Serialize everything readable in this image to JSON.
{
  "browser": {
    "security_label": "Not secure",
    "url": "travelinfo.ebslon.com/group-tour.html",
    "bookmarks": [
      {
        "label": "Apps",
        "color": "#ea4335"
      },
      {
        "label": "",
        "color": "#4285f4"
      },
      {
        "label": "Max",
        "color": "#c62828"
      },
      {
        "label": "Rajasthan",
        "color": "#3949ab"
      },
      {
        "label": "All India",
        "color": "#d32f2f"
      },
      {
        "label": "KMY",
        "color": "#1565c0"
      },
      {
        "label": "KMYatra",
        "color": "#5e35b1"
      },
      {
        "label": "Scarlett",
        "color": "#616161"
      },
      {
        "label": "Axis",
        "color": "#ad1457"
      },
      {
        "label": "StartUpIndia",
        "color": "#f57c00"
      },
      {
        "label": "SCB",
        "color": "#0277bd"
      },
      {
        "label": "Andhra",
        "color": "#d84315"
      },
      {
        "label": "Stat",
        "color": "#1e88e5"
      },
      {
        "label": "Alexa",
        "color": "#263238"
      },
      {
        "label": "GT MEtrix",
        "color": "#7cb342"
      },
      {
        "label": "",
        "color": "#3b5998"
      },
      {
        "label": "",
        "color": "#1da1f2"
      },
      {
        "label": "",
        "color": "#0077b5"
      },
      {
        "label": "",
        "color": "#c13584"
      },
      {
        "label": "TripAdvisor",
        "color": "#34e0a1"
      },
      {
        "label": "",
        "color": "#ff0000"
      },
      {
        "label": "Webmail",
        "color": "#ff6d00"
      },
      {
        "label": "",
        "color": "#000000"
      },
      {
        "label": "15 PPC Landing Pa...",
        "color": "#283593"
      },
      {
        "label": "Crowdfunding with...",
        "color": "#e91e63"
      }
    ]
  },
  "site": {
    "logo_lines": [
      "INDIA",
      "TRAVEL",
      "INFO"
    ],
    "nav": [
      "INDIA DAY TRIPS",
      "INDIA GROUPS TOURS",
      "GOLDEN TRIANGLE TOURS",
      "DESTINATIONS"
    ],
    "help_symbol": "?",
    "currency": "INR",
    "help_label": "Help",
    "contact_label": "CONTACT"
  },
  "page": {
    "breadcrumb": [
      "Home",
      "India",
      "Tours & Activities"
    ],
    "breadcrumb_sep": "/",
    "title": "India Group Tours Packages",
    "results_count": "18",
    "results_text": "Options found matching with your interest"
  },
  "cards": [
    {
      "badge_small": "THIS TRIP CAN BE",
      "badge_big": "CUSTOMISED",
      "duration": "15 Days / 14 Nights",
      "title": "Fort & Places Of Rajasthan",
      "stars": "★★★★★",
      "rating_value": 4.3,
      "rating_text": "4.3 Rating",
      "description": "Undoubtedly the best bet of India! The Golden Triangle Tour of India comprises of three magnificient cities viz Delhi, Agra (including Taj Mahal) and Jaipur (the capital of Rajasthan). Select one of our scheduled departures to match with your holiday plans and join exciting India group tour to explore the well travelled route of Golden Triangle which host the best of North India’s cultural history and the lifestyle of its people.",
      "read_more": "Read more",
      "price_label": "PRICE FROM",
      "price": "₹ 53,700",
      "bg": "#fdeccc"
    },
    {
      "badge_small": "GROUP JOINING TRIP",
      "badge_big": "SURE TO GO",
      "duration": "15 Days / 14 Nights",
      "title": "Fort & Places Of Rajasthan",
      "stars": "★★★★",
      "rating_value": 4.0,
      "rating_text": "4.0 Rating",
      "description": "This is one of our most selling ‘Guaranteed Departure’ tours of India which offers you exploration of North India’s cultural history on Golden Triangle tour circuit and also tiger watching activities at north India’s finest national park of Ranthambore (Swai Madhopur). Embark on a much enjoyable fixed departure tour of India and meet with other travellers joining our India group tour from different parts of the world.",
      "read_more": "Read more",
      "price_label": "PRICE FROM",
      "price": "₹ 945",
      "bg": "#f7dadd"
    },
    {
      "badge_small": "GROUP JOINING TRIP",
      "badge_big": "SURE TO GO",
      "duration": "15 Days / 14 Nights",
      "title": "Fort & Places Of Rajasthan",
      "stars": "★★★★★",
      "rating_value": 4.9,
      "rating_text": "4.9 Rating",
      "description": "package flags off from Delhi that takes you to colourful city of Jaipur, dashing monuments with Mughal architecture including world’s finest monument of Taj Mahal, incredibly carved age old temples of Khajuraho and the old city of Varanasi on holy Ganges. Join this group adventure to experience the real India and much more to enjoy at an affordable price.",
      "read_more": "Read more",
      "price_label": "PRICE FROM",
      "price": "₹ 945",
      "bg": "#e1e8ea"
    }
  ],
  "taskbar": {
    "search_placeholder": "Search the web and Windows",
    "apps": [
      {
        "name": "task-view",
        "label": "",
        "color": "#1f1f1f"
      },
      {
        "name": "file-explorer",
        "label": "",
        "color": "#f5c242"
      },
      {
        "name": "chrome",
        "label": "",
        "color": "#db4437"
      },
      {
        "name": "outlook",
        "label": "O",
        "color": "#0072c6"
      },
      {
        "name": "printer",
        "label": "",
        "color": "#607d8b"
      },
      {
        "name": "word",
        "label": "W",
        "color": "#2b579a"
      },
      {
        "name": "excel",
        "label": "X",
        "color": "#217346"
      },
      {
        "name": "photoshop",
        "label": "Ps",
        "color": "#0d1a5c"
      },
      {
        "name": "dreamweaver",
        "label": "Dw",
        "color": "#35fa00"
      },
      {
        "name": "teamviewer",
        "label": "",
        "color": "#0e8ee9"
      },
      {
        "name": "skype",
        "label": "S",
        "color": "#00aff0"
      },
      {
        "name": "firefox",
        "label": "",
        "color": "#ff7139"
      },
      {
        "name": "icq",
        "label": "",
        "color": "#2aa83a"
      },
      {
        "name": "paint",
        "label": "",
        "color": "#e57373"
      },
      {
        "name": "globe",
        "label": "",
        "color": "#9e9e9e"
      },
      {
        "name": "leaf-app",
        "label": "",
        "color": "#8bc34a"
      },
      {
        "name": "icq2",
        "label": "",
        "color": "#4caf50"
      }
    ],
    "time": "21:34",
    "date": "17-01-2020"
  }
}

▸ Given problem:
Write out the whole listing again, exactly as it stands.

▸ Exercise response:
Serialize everything readable in this image to JSON.
{
  "browser": {
    "security_label": "Not secure",
    "url": "travelinfo.ebslon.com/group-tour.html",
    "bookmarks": [
      {
        "label": "Apps",
        "color": "#ea4335"
      },
      {
        "label": "",
        "color": "#4285f4"
      },
      {
        "label": "Max",
        "color": "#c62828"
      },
      {
        "label": "Rajasthan",
        "color": "#3949ab"
      },
      {
        "label": "All India",
        "color": "#d32f2f"
      },
      {
        "label": "KMY",
        "color": "#1565c0"
      },
      {
        "label": "KMYatra",
        "color": "#5e35b1"
      },
      {
        "label": "Scarlett",
        "color": "#616161"
      },
      {
        "label": "Axis",
        "color": "#ad1457"
      },
      {
        "label": "StartUpIndia",
        "color": "#f57c00"
      },
      {
        "label": "SCB",
        "color": "#0277bd"
      },
      {
        "label": "Andhra",
        "color": "#d84315"
      },
      {
        "label": "Stat",
        "color": "#1e88e5"
      },
      {
        "label": "Alexa",
        "color": "#263238"
      },
      {
        "label": "GT MEtrix",
        "color": "#7cb342"
      },
      {
        "label": "",
        "color": "#3b5998"
      },
      {
        "label": "",
        "color": "#1da1f2"
      },
      {
        "label": "",
        "color": "#0077b5"
      },
      {
        "label": "",
        "color": "#c13584"
      },
      {
        "label": "TripAdvisor",
        "color": "#34e0a1"
      },
      {
        "label": "",
        "color": "#ff0000"
      },
      {
        "label": "Webmail",
        "color": "#ff6d00"
      },
      {
        "label": "",
        "color": "#000000"
      },
      {
        "label": "15 PPC Landing Pa...",
        "color": "#283593"
      },
      {
        "label": "Crowdfunding with...",
        "color": "#e91e63"
      }
    ]
  },
  "site": {
    "logo_lines": [
      "INDIA",
      "TRAVEL",
      "INFO"
    ],
    "nav": [
      "INDIA DAY TRIPS",
      "INDIA GROUPS TOURS",
      "GOLDEN TRIANGLE TOURS",
      "DESTINATIONS"
    ],
    "help_symbol": "?",
    "currency": "INR",
    "help_label": "Help",
    "contact_label": "CONTACT"
  },
  "page": {
    "breadcrumb": [
      "Home",
      "India",
      "Tours & Activities"
    ],
    "breadcrumb_sep": "/",
    "title": "India Group Tours Packages",
    "results_count": "18",
    "results_text": "Options found matching with your interest"
  },
  "cards": [
    {
      "badge_small": "THIS TRIP CAN BE",
      "badge_big": "CUSTOMISED",
      "duration": "15 Days / 14 Nights",
      "title": "Fort & Places Of Rajasthan",
      "stars": "★★★★★",
      "rating_value": 4.3,
      "rating_text": "4.3 Rating",
      "description": "Undoubtedly the best bet of India! The Golden Triangle Tour of India comprises of three magnificient cities viz Delhi, Agra (including Taj Mahal) and Jaipur (the capital of Rajasthan). Select one of our scheduled departures to match with your holiday plans and join exciting India group tour to explore the well travelled route of Golden Triangle which host the best of North India’s cultural history and the lifestyle of its people.",
      "read_more": "Read more",
      "price_label": "PRICE FROM",
      "price": "₹ 53,700",
      "bg": "#fdeccc"
    },
    {
      "badge_small": "GROUP JOINING TRIP",
      "badge_big": "SURE TO GO",
      "duration": "15 Days / 14 Nights",
      "title": "Fort & Places Of Rajasthan",
      "stars": "★★★★",
      "rating_value": 4.0,
      "rating_text": "4.0 Rating",
      "description": "This is one of our most selling ‘Guaranteed Departure’ tours of India which offers you exploration of North India’s cultural history on Golden Triangle tour circuit and also tiger watching activities at north India’s finest national park of Ranthambore (Swai Madhopur). Embark on a much enjoyable fixed departure tour of India and meet with other travellers joining our India group tour from different parts of the world.",
      "read_more": "Read more",
      "price_label": "PRICE FROM",
      "price": "₹ 945",
      "bg": "#f7dadd"
    },
    {
      "badge_small": "GROUP JOINING TRIP",
      "badge_big": "SURE TO GO",
      "duration": "15 Days / 14 Nights",
      "title": "Fort & Places Of Rajasthan",
      "stars": "★★★★★",
      "rating_value": 4.9,
      "rating_text": "4.9 Rating",
      "description": "package flags off from Delhi that takes you to colourful city of Jaipur, dashing monuments with Mughal architecture including world’s finest monument of Taj Mahal, incredibly carved age old temples of Khajuraho and the old city of Varanasi on holy Ganges. Join this group adventure to experience the real India and much more to enjoy at an affordable price.",
      "read_more": "Read more",
      "price_label": "PRICE FROM",
      "price": "₹ 945",
      "bg": "#e1e8ea"
    }
  ],
  "taskbar": {
    "search_placeholder": "Search the web and Windows",
    "apps": [
      {
        "name": "task-view",
        "label": "",
        "color": "#1f1f1f"
      },
      {
        "name": "file-explorer",
        "label": "",
        "color": "#f5c242"
      },
      {
        "name": "chrome",
        "label": "",
        "color": "#db4437"
      },
      {
        "name": "outlook",
        "label": "O",
        "color": "#0072c6"
      },
      {
        "name": "printer",
        "label": "",
        "color": "#607d8b"
      },
      {
        "name": "word",
        "label": "W",
        "color": "#2b579a"
      },
      {
        "name": "excel",
        "label": "X",
        "color": "#217346"
      },
      {
        "name": "photoshop",
        "label": "Ps",
        "color": "#0d1a5c"
      },
      {
        "name": "dreamweaver",
        "label": "Dw",
        "color": "#35fa00"
      },
      {
        "name": "teamviewer",
        "label": "",
        "color": "#0e8ee9"
      },
      {
        "name": "skype",
        "label": "S",
        "color": "#00aff0"
      },
      {
        "name": "firefox",
        "label": "",
        "color": "#ff7139"
      },
      {
        "name": "icq",
        "label": "",
        "color": "#2aa83a"
      },
      {
        "name": "paint",
        "label": "",
        "color": "#e57373"
      },
      {
        "name": "globe",
        "label": "",
        "color": "#9e9e9e"
      },
      {
        "name": "leaf-app",
        "label": "",
        "color": "#8bc34a"
      },
      {
        "name": "icq2",
        "label": "",
        "color": "#4caf50"
      }
    ],
    "time": "21:34",
    "date": "17-01-2020"
  }
}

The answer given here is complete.